#### Task objective:
Show all lines of the listing that hold the word "petrol".

Data records:
+++++
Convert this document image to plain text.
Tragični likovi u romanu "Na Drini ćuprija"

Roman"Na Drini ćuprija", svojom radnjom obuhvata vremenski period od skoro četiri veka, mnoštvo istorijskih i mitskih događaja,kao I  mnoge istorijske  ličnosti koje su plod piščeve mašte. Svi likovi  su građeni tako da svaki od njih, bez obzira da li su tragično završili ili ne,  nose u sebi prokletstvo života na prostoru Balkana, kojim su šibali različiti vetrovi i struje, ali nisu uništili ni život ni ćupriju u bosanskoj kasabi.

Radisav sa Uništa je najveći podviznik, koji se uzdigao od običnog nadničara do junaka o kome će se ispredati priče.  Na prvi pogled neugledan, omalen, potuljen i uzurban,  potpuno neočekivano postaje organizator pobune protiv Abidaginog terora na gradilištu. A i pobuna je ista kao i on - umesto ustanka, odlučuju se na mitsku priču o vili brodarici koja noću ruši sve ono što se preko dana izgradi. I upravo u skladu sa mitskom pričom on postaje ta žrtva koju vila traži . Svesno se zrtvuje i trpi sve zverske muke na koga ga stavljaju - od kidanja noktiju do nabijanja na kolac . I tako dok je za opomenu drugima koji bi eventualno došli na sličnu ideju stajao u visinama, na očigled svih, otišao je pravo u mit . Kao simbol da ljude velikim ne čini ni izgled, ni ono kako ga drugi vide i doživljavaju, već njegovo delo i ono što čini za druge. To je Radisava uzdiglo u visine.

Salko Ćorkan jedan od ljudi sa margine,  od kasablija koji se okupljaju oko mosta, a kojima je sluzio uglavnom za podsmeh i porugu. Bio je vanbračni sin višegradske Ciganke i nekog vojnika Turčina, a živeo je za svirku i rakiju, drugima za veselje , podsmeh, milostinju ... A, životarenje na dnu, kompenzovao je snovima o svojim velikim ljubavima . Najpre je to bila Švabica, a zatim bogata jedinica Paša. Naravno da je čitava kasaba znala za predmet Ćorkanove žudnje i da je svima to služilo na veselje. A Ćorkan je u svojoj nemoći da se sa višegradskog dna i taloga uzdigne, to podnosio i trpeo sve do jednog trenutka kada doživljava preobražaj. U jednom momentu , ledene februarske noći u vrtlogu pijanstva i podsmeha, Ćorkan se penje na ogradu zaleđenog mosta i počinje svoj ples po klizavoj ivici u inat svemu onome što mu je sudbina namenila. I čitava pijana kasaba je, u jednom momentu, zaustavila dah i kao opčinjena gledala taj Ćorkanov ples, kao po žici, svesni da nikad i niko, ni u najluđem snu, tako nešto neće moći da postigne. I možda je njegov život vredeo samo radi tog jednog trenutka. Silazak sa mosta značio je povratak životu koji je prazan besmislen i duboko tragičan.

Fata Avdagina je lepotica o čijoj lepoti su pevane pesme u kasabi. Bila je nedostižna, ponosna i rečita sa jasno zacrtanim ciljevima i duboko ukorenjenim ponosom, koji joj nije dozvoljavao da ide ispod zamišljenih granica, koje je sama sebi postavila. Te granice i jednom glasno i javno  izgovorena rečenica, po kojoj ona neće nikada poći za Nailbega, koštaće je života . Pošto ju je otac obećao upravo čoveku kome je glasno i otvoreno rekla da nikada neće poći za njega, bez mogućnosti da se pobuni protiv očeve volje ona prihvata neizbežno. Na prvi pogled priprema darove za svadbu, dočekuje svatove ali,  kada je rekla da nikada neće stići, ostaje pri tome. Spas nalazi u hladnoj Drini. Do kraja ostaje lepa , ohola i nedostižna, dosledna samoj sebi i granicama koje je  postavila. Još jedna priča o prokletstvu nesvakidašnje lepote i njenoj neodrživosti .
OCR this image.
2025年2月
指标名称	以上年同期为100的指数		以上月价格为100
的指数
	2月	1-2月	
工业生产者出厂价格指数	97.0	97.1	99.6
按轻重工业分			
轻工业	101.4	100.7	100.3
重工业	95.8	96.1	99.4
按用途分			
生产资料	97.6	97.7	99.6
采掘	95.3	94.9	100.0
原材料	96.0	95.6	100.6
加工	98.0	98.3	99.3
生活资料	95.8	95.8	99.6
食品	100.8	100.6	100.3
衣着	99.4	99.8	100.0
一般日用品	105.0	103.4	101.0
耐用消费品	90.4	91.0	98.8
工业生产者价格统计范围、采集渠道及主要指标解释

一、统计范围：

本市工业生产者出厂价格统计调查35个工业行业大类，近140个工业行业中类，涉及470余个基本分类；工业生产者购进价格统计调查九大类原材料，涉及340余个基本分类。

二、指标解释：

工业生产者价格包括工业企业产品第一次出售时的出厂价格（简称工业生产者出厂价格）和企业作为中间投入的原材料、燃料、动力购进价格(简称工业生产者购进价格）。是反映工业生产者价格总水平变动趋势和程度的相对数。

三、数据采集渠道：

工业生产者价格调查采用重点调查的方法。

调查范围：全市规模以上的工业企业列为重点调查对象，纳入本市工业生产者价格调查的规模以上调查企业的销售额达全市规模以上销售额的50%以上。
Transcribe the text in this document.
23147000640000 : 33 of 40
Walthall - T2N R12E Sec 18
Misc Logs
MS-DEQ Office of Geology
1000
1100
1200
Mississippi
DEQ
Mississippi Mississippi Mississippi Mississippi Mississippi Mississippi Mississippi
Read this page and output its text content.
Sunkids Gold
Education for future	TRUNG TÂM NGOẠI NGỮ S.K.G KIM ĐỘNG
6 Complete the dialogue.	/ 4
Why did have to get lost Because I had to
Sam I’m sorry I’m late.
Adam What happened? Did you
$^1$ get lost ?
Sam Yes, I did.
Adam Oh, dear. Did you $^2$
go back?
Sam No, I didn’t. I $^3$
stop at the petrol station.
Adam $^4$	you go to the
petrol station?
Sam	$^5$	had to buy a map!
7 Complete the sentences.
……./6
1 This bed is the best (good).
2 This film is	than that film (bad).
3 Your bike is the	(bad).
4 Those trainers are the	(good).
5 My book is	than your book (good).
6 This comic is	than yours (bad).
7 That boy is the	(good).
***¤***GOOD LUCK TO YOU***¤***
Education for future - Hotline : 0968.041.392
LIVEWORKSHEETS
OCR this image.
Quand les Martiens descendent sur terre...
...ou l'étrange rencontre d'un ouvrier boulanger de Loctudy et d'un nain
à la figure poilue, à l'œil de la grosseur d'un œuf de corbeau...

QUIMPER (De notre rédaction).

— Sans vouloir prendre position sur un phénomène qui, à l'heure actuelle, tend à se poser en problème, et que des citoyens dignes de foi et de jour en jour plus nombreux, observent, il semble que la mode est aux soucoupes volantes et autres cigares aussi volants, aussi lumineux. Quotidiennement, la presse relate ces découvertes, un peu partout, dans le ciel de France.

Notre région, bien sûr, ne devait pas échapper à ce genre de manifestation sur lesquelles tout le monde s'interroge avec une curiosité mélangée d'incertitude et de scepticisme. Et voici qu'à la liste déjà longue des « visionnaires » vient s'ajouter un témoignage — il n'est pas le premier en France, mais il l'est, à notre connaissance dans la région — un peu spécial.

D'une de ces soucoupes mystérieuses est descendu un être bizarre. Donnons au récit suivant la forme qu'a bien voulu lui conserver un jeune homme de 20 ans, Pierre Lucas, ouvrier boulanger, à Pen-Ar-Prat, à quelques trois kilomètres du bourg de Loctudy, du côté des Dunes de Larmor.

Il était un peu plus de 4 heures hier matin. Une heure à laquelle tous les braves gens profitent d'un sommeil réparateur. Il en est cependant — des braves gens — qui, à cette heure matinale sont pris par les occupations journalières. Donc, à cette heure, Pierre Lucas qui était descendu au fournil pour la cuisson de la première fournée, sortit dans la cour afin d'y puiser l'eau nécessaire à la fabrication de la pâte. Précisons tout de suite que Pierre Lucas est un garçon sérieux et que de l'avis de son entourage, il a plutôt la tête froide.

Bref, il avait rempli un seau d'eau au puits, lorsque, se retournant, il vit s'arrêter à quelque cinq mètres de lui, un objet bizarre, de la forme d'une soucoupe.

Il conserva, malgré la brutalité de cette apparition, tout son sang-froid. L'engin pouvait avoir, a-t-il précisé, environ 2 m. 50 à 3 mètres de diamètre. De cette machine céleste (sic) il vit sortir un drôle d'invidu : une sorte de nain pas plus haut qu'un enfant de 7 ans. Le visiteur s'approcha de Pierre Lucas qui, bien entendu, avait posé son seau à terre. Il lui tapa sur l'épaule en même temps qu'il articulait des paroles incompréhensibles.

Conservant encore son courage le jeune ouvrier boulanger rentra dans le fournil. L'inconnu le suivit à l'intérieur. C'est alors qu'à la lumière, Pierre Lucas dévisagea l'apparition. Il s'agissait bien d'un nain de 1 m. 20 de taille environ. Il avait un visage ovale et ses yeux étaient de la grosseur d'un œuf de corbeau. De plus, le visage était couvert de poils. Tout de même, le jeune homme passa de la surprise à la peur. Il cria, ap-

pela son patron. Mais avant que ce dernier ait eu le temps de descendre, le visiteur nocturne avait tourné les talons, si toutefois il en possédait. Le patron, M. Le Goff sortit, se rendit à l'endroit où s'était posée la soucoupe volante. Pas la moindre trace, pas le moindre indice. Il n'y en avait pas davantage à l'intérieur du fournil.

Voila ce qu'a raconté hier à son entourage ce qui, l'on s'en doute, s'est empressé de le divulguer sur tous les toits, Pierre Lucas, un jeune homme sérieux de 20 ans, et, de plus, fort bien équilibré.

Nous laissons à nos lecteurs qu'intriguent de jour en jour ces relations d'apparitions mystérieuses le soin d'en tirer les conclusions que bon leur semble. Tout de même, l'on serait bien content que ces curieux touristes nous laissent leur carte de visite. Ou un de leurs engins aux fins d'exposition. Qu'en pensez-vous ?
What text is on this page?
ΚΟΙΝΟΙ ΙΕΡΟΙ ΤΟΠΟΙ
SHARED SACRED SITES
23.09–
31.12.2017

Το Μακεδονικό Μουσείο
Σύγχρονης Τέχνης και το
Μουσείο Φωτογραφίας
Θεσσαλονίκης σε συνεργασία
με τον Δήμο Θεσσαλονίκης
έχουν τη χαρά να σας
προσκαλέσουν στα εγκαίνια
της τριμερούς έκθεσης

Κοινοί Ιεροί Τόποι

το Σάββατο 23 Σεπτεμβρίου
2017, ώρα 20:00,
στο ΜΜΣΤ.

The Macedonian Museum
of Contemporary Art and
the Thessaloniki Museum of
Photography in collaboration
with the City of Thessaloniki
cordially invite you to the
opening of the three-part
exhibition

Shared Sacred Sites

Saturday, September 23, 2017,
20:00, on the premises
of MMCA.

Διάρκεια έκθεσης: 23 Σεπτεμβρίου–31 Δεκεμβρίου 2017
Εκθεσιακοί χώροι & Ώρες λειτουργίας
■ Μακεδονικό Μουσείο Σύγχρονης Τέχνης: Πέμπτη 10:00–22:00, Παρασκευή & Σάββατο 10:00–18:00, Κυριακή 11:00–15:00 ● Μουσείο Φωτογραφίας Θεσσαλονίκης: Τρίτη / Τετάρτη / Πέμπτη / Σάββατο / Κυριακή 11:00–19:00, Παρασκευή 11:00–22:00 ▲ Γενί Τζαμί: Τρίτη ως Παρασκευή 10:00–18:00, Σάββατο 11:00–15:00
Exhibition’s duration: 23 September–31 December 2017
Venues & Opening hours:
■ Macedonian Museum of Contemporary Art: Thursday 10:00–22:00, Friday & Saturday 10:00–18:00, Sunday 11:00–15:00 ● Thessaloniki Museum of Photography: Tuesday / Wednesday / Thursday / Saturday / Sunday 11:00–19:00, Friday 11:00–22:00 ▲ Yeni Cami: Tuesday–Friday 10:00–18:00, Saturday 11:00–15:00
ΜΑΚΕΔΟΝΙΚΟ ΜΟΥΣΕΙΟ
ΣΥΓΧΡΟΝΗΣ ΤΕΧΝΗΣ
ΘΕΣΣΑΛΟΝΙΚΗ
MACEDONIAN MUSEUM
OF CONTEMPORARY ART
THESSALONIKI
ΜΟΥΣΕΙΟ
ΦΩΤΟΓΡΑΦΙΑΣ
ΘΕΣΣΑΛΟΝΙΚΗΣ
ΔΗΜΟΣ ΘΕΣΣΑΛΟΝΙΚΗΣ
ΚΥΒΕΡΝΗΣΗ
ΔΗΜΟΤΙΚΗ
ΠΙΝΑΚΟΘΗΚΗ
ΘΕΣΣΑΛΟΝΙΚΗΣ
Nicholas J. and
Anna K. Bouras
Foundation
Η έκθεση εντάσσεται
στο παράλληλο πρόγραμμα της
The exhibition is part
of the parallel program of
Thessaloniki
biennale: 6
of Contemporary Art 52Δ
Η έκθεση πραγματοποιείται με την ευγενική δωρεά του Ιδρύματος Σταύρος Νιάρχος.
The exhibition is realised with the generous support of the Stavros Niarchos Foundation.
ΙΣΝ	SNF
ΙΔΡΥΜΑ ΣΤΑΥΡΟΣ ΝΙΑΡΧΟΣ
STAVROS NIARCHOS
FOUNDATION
+++++
#### Response to the exercise:
stop at the petrol station.
petrol station?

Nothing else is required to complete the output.